[Stored data]
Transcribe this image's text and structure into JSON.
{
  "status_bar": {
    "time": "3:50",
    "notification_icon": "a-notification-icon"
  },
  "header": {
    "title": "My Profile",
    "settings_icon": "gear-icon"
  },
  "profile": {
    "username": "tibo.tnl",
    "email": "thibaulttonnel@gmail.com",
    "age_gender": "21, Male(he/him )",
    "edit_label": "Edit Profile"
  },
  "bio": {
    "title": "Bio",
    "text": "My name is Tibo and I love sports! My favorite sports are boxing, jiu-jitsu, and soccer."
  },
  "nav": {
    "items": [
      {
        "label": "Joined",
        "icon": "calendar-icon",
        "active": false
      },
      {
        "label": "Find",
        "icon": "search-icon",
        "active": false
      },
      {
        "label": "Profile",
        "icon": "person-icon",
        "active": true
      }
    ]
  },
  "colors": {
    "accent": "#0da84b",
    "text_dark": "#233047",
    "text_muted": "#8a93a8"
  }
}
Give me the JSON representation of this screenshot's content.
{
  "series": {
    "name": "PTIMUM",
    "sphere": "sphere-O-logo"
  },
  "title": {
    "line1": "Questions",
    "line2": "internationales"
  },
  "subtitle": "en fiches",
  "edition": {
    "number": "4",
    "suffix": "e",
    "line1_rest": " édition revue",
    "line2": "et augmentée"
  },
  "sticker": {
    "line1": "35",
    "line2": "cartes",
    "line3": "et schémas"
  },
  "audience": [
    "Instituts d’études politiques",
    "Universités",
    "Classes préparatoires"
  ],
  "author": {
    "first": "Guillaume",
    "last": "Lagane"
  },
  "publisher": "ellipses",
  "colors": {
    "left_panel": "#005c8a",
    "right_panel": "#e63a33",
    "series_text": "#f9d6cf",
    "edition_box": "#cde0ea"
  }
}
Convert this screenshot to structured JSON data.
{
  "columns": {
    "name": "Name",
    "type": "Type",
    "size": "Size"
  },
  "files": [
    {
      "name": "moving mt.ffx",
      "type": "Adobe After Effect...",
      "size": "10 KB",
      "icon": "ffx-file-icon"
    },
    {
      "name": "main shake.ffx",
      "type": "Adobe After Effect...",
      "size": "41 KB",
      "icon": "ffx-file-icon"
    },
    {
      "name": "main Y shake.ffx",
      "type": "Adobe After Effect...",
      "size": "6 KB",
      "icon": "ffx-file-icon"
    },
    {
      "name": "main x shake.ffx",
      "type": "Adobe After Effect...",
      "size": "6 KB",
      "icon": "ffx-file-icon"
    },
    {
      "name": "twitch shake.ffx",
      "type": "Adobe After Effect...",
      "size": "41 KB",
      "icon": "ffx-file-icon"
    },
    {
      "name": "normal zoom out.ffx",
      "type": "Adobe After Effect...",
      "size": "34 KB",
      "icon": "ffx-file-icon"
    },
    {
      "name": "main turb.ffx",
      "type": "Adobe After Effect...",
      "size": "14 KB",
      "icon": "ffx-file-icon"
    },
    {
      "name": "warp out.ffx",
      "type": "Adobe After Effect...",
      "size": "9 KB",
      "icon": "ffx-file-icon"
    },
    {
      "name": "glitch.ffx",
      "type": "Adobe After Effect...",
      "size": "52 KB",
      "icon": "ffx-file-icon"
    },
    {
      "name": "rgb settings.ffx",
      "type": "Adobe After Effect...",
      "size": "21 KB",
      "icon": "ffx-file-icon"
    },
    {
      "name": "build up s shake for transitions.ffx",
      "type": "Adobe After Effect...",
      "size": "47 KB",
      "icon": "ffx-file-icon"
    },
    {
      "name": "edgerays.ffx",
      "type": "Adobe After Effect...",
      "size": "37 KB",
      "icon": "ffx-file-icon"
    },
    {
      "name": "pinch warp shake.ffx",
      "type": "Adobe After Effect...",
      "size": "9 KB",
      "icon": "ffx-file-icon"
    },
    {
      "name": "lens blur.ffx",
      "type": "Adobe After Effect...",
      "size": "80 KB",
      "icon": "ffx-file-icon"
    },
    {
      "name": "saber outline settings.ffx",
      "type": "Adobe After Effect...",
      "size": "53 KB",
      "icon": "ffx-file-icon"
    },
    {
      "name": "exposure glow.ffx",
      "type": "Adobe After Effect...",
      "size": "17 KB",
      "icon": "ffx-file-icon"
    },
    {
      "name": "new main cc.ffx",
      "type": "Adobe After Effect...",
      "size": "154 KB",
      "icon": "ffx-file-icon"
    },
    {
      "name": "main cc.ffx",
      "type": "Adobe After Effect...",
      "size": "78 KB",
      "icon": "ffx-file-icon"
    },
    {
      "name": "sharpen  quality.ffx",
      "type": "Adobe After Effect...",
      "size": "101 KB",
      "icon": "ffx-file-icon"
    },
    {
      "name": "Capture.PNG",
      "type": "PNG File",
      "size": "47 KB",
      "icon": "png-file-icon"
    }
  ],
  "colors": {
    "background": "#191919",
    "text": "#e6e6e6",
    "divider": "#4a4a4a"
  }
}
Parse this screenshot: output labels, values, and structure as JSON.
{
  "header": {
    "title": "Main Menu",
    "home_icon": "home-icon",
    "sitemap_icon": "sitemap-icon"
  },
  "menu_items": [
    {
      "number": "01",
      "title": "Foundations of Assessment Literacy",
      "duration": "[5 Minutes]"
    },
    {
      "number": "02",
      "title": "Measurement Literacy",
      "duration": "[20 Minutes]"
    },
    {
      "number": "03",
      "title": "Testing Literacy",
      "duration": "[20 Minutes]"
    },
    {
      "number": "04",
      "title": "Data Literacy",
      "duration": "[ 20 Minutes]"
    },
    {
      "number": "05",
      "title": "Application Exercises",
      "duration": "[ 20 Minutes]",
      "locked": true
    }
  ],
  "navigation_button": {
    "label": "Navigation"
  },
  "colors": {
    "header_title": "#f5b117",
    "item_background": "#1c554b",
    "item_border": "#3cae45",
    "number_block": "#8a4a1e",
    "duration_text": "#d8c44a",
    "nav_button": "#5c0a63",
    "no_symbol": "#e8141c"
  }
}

* **PROBLEM DESCRIPTION**: Your task is to transcribe the material exactly.

* **RESPONSE BELOW**:
Transcribe this image's text and structure into JSON.
{
  "status_bar": {
    "time": "3:50",
    "notification_icon": "a-notification-icon"
  },
  "header": {
    "title": "My Profile",
    "settings_icon": "gear-icon"
  },
  "profile": {
    "username": "tibo.tnl",
    "email": "thibaulttonnel@gmail.com",
    "age_gender": "21, Male(he/him )",
    "edit_label": "Edit Profile"
  },
  "bio": {
    "title": "Bio",
    "text": "My name is Tibo and I love sports! My favorite sports are boxing, jiu-jitsu, and soccer."
  },
  "nav": {
    "items": [
      {
        "label": "Joined",
        "icon": "calendar-icon",
        "active": false
      },
      {
        "label": "Find",
        "icon": "search-icon",
        "active": false
      },
      {
        "label": "Profile",
        "icon": "person-icon",
        "active": true
      }
    ]
  },
  "colors": {
    "accent": "#0da84b",
    "text_dark": "#233047",
    "text_muted": "#8a93a8"
  }
}
Give me the JSON representation of this screenshot's content.
{
  "series": {
    "name": "PTIMUM",
    "sphere": "sphere-O-logo"
  },
  "title": {
    "line1": "Questions",
    "line2": "internationales"
  },
  "subtitle": "en fiches",
  "edition": {
    "number": "4",
    "suffix": "e",
    "line1_rest": " édition revue",
    "line2": "et augmentée"
  },
  "sticker": {
    "line1": "35",
    "line2": "cartes",
    "line3": "et schémas"
  },
  "audience": [
    "Instituts d’études politiques",
    "Universités",
    "Classes préparatoires"
  ],
  "author": {
    "first": "Guillaume",
    "last": "Lagane"
  },
  "publisher": "ellipses",
  "colors": {
    "left_panel": "#005c8a",
    "right_panel": "#e63a33",
    "series_text": "#f9d6cf",
    "edition_box": "#cde0ea"
  }
}
Convert this screenshot to structured JSON data.
{
  "columns": {
    "name": "Name",
    "type": "Type",
    "size": "Size"
  },
  "files": [
    {
      "name": "moving mt.ffx",
      "type": "Adobe After Effect...",
      "size": "10 KB",
      "icon": "ffx-file-icon"
    },
    {
      "name": "main shake.ffx",
      "type": "Adobe After Effect...",
      "size": "41 KB",
      "icon": "ffx-file-icon"
    },
    {
      "name": "main Y shake.ffx",
      "type": "Adobe After Effect...",
      "size": "6 KB",
      "icon": "ffx-file-icon"
    },
    {
      "name": "main x shake.ffx",
      "type": "Adobe After Effect...",
      "size": "6 KB",
      "icon": "ffx-file-icon"
    },
    {
      "name": "twitch shake.ffx",
      "type": "Adobe After Effect...",
      "size": "41 KB",
      "icon": "ffx-file-icon"
    },
    {
      "name": "normal zoom out.ffx",
      "type": "Adobe After Effect...",
      "size": "34 KB",
      "icon": "ffx-file-icon"
    },
    {
      "name": "main turb.ffx",
      "type": "Adobe After Effect...",
      "size": "14 KB",
      "icon": "ffx-file-icon"
    },
    {
      "name": "warp out.ffx",
      "type": "Adobe After Effect...",
      "size": "9 KB",
      "icon": "ffx-file-icon"
    },
    {
      "name": "glitch.ffx",
      "type": "Adobe After Effect...",
      "size": "52 KB",
      "icon": "ffx-file-icon"
    },
    {
      "name": "rgb settings.ffx",
      "type": "Adobe After Effect...",
      "size": "21 KB",
      "icon": "ffx-file-icon"
    },
    {
      "name": "build up s shake for transitions.ffx",
      "type": "Adobe After Effect...",
      "size": "47 KB",
      "icon": "ffx-file-icon"
    },
    {
      "name": "edgerays.ffx",
      "type": "Adobe After Effect...",
      "size": "37 KB",
      "icon": "ffx-file-icon"
    },
    {
      "name": "pinch warp shake.ffx",
      "type": "Adobe After Effect...",
      "size": "9 KB",
      "icon": "ffx-file-icon"
    },
    {
      "name": "lens blur.ffx",
      "type": "Adobe After Effect...",
      "size": "80 KB",
      "icon": "ffx-file-icon"
    },
    {
      "name": "saber outline settings.ffx",
      "type": "Adobe After Effect...",
      "size": "53 KB",
      "icon": "ffx-file-icon"
    },
    {
      "name": "exposure glow.ffx",
      "type": "Adobe After Effect...",
      "size": "17 KB",
      "icon": "ffx-file-icon"
    },
    {
      "name": "new main cc.ffx",
      "type": "Adobe After Effect...",
      "size": "154 KB",
      "icon": "ffx-file-icon"
    },
    {
      "name": "main cc.ffx",
      "type": "Adobe After Effect...",
      "size": "78 KB",
      "icon": "ffx-file-icon"
    },
    {
      "name": "sharpen  quality.ffx",
      "type": "Adobe After Effect...",
      "size": "101 KB",
      "icon": "ffx-file-icon"
    },
    {
      "name": "Capture.PNG",
      "type": "PNG File",
      "size": "47 KB",
      "icon": "png-file-icon"
    }
  ],
  "colors": {
    "background": "#191919",
    "text": "#e6e6e6",
    "divider": "#4a4a4a"
  }
}
Parse this screenshot: output labels, values, and structure as JSON.
{
  "header": {
    "title": "Main Menu",
    "home_icon": "home-icon",
    "sitemap_icon": "sitemap-icon"
  },
  "menu_items": [
    {
      "number": "01",
      "title": "Foundations of Assessment Literacy",
      "duration": "[5 Minutes]"
    },
    {
      "number": "02",
      "title": "Measurement Literacy",
      "duration": "[20 Minutes]"
    },
    {
      "number": "03",
      "title": "Testing Literacy",
      "duration": "[20 Minutes]"
    },
    {
      "number": "04",
      "title": "Data Literacy",
      "duration": "[ 20 Minutes]"
    },
    {
      "number": "05",
      "title": "Application Exercises",
      "duration": "[ 20 Minutes]",
      "locked": true
    }
  ],
  "navigation_button": {
    "label": "Navigation"
  },
  "colors": {
    "header_title": "#f5b117",
    "item_background": "#1c554b",
    "item_border": "#3cae45",
    "number_block": "#8a4a1e",
    "duration_text": "#d8c44a",
    "nav_button": "#5c0a63",
    "no_symbol": "#e8141c"
  }
}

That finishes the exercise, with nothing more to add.